Short problem:
Look for the string "Taxes" in the lines and copy each line that has it.

Stored data:
· · ·
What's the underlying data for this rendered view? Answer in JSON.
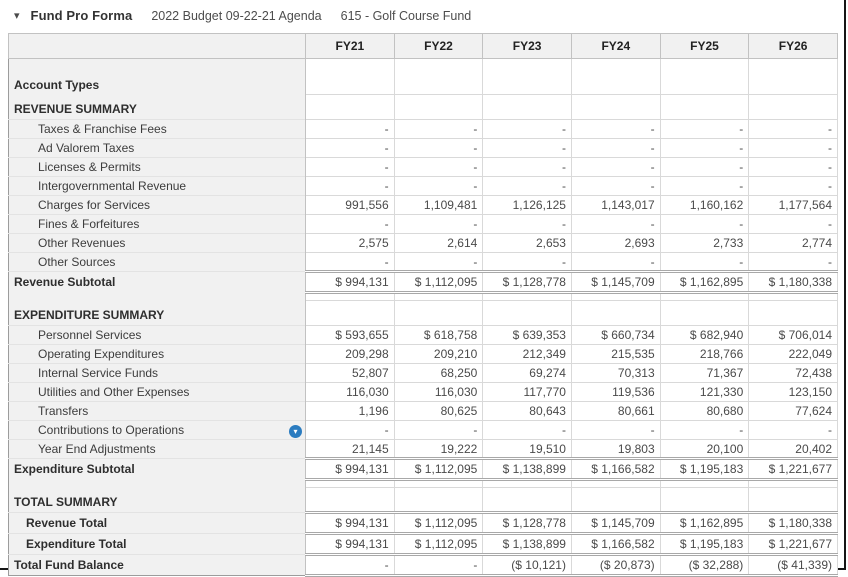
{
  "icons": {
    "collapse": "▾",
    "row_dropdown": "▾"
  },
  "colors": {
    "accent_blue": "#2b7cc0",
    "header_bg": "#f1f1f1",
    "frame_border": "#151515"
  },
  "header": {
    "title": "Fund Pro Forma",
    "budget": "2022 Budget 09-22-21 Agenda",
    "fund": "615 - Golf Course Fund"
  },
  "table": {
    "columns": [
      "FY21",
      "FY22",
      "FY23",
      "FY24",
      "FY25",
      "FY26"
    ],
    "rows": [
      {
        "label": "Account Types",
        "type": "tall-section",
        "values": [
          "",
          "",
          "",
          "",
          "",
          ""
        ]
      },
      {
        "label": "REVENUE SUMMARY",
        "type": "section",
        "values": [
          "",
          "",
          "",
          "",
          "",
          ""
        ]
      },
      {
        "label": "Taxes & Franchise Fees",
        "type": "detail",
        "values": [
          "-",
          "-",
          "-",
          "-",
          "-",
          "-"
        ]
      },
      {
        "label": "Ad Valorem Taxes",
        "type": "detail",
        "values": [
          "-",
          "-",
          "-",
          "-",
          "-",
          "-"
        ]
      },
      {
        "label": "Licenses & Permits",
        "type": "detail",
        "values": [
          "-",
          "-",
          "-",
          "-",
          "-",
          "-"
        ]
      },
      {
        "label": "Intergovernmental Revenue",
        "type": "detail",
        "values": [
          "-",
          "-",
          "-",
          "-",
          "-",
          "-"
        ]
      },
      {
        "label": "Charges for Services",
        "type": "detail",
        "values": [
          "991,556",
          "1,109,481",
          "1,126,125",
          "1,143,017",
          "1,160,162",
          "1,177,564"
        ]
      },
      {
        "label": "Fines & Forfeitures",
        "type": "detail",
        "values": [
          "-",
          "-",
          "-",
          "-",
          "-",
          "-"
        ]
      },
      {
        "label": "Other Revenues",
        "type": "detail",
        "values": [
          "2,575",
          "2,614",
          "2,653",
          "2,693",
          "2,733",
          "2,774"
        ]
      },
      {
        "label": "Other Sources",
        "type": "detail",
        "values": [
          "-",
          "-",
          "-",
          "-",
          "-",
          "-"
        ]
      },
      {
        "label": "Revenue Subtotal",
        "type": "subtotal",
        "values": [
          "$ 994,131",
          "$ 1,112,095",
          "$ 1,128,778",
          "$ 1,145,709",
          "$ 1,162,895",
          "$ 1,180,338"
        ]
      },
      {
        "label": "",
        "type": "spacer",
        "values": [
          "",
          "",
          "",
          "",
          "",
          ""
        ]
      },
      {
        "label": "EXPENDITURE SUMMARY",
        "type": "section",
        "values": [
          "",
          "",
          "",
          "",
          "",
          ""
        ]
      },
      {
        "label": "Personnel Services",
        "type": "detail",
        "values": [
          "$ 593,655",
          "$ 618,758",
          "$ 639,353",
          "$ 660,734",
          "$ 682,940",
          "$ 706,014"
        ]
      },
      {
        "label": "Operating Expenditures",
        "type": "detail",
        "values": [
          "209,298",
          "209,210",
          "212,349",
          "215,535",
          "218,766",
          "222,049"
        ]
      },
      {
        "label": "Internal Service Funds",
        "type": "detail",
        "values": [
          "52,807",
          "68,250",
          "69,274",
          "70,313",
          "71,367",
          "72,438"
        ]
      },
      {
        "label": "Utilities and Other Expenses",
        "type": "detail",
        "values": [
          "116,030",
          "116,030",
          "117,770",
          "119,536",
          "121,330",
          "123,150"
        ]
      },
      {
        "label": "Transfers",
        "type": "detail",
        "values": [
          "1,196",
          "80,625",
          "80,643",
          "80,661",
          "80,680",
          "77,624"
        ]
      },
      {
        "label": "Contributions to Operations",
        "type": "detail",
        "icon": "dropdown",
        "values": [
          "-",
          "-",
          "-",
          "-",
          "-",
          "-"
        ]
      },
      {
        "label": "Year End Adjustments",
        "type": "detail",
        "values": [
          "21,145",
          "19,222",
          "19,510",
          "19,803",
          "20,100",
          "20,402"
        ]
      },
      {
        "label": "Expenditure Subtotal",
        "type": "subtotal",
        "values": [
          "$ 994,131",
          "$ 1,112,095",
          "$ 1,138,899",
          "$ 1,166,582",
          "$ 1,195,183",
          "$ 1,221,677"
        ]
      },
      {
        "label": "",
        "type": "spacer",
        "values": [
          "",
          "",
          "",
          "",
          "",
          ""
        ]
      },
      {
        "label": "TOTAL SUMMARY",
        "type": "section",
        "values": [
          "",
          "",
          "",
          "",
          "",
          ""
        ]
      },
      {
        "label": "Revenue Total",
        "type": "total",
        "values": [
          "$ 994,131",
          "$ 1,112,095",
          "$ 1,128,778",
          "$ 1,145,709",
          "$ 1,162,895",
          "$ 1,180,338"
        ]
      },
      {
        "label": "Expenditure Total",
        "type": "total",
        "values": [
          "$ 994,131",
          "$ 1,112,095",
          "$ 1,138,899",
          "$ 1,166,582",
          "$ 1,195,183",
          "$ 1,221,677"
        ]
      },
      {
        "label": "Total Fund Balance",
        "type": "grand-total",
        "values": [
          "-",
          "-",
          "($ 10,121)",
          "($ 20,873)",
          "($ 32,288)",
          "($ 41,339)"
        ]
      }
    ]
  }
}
· · ·
Output below:
        "label": "Taxes & Franchise Fees",
        "label": "Ad Valorem Taxes",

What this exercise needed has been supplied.